Repeat every entry word for word, but leave the images out of your copy.
☆ ☆ ☆
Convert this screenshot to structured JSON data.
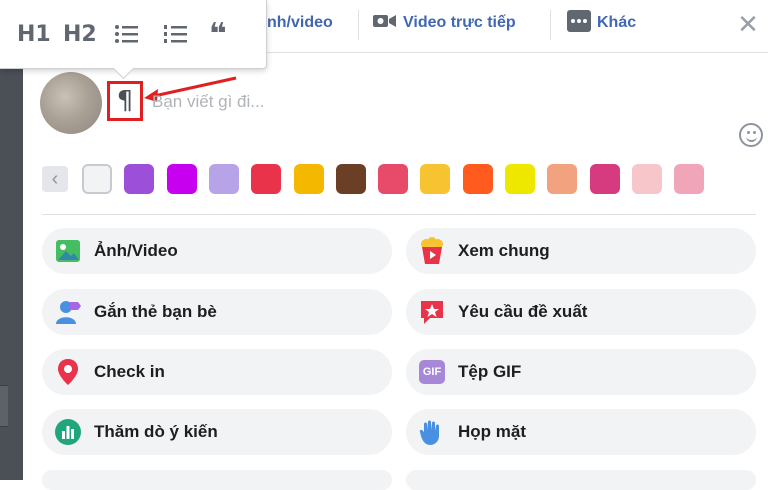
{
  "format_toolbar": {
    "h1": "H1",
    "h2": "H2",
    "bullet_list_icon": "bullet-list-icon",
    "numbered_list_icon": "numbered-list-icon",
    "quote_icon": "quote-icon",
    "quote_glyph": "❝"
  },
  "tabs": [
    {
      "label": "nh/video",
      "icon": "photo-video-icon"
    },
    {
      "label": "Video trực tiếp",
      "icon": "video-camera-icon"
    },
    {
      "label": "Khác",
      "icon": "more-icon"
    }
  ],
  "composer": {
    "placeholder": "Bạn viết gì đi...",
    "pilcrow": "¶",
    "emoji_icon": "emoji-icon"
  },
  "annotation": {
    "color": "#e02020"
  },
  "backgrounds": {
    "selected_index": 0,
    "colors": [
      "#f2f3f5",
      "#9c4fd8",
      "#c800f0",
      "#b7a3e8",
      "#e8334a",
      "#f5b800",
      "#6b3e26",
      "#e84a6a",
      "#f7c331",
      "#ff5b1f",
      "#eee700",
      "#f2a27f",
      "#d63a7f",
      "#f7c6cb",
      "#f0a5b8"
    ]
  },
  "options": [
    {
      "label": "Ảnh/Video",
      "icon": "photo-icon"
    },
    {
      "label": "Xem chung",
      "icon": "popcorn-icon"
    },
    {
      "label": "Gắn thẻ bạn bè",
      "icon": "tag-friends-icon"
    },
    {
      "label": "Yêu cầu đề xuất",
      "icon": "recommendation-icon"
    },
    {
      "label": "Check in",
      "icon": "location-pin-icon"
    },
    {
      "label": "Tệp GIF",
      "icon": "gif-icon",
      "glyph": "GIF"
    },
    {
      "label": "Thăm dò ý kiến",
      "icon": "poll-icon"
    },
    {
      "label": "Họp mặt",
      "icon": "wave-hand-icon"
    }
  ],
  "colors": {
    "brand_blue": "#4267b2",
    "text": "#1c1e21",
    "button_bg": "#f2f3f5"
  }
}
☆ ☆ ☆
--- Answer to this task ---
Convert this screenshot to structured JSON data.
{
  "format_toolbar": {
    "h1": "H1",
    "h2": "H2",
    "bullet_list_icon": "bullet-list-icon",
    "numbered_list_icon": "numbered-list-icon",
    "quote_icon": "quote-icon",
    "quote_glyph": "❝"
  },
  "tabs": [
    {
      "label": "nh/video",
      "icon": "photo-video-icon"
    },
    {
      "label": "Video trực tiếp",
      "icon": "video-camera-icon"
    },
    {
      "label": "Khác",
      "icon": "more-icon"
    }
  ],
  "composer": {
    "placeholder": "Bạn viết gì đi...",
    "pilcrow": "¶",
    "emoji_icon": "emoji-icon"
  },
  "annotation": {
    "color": "#e02020"
  },
  "backgrounds": {
    "selected_index": 0,
    "colors": [
      "#f2f3f5",
      "#9c4fd8",
      "#c800f0",
      "#b7a3e8",
      "#e8334a",
      "#f5b800",
      "#6b3e26",
      "#e84a6a",
      "#f7c331",
      "#ff5b1f",
      "#eee700",
      "#f2a27f",
      "#d63a7f",
      "#f7c6cb",
      "#f0a5b8"
    ]
  },
  "options": [
    {
      "label": "Ảnh/Video",
      "icon": "photo-icon"
    },
    {
      "label": "Xem chung",
      "icon": "popcorn-icon"
    },
    {
      "label": "Gắn thẻ bạn bè",
      "icon": "tag-friends-icon"
    },
    {
      "label": "Yêu cầu đề xuất",
      "icon": "recommendation-icon"
    },
    {
      "label": "Check in",
      "icon": "location-pin-icon"
    },
    {
      "label": "Tệp GIF",
      "icon": "gif-icon",
      "glyph": "GIF"
    },
    {
      "label": "Thăm dò ý kiến",
      "icon": "poll-icon"
    },
    {
      "label": "Họp mặt",
      "icon": "wave-hand-icon"
    }
  ],
  "colors": {
    "brand_blue": "#4267b2",
    "text": "#1c1e21",
    "button_bg": "#f2f3f5"
  }
}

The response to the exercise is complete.